## REQUIREMENT
Repeat the entries below exactly as they appear, with no pictures.

>> Begin

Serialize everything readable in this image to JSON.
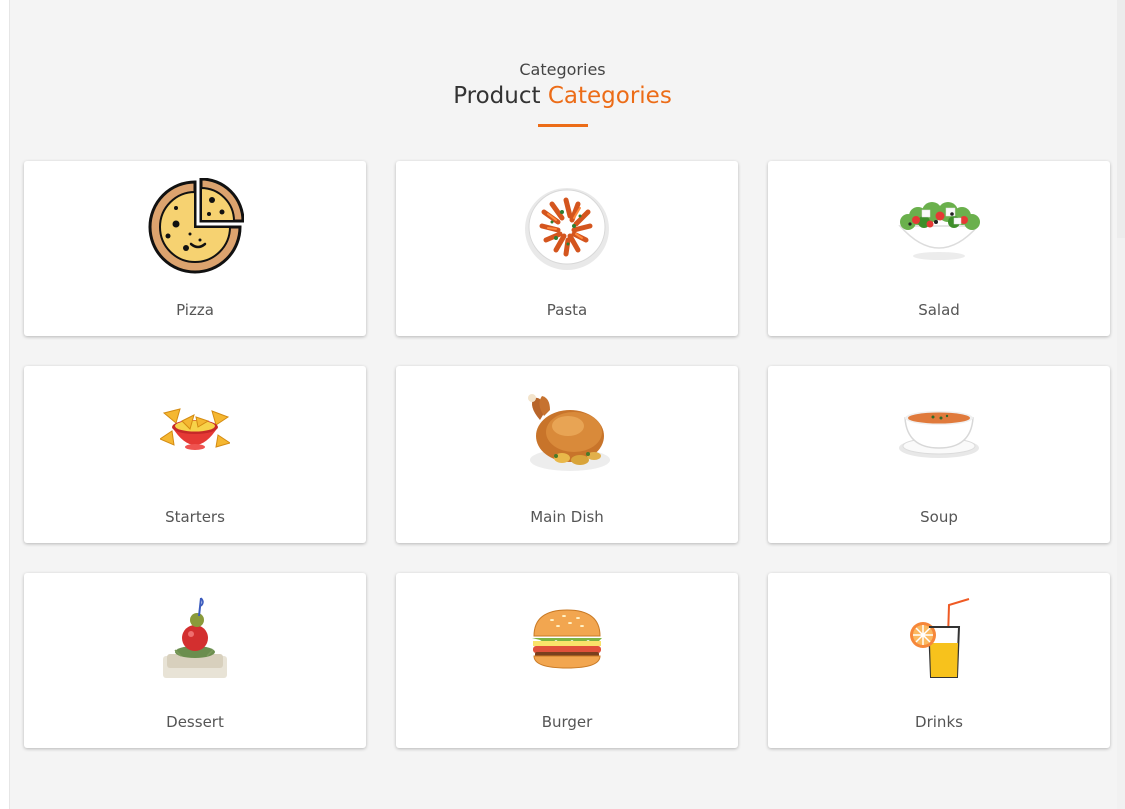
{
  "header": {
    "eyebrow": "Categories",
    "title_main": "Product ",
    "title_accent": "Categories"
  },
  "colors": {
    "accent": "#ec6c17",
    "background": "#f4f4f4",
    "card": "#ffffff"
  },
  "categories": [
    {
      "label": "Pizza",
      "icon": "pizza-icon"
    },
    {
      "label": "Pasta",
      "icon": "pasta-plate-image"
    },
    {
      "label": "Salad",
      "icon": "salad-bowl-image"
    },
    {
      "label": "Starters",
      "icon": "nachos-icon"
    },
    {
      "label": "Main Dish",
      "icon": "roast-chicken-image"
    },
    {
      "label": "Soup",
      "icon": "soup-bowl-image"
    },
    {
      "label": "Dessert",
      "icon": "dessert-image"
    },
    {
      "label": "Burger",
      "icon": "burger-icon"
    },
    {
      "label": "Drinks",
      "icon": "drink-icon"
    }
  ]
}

>> End

## ANSWER TO THE PROBLEM
Serialize everything readable in this image to JSON.
{
  "header": {
    "eyebrow": "Categories",
    "title_main": "Product ",
    "title_accent": "Categories"
  },
  "colors": {
    "accent": "#ec6c17",
    "background": "#f4f4f4",
    "card": "#ffffff"
  },
  "categories": [
    {
      "label": "Pizza",
      "icon": "pizza-icon"
    },
    {
      "label": "Pasta",
      "icon": "pasta-plate-image"
    },
    {
      "label": "Salad",
      "icon": "salad-bowl-image"
    },
    {
      "label": "Starters",
      "icon": "nachos-icon"
    },
    {
      "label": "Main Dish",
      "icon": "roast-chicken-image"
    },
    {
      "label": "Soup",
      "icon": "soup-bowl-image"
    },
    {
      "label": "Dessert",
      "icon": "dessert-image"
    },
    {
      "label": "Burger",
      "icon": "burger-icon"
    },
    {
      "label": "Drinks",
      "icon": "drink-icon"
    }
  ]
}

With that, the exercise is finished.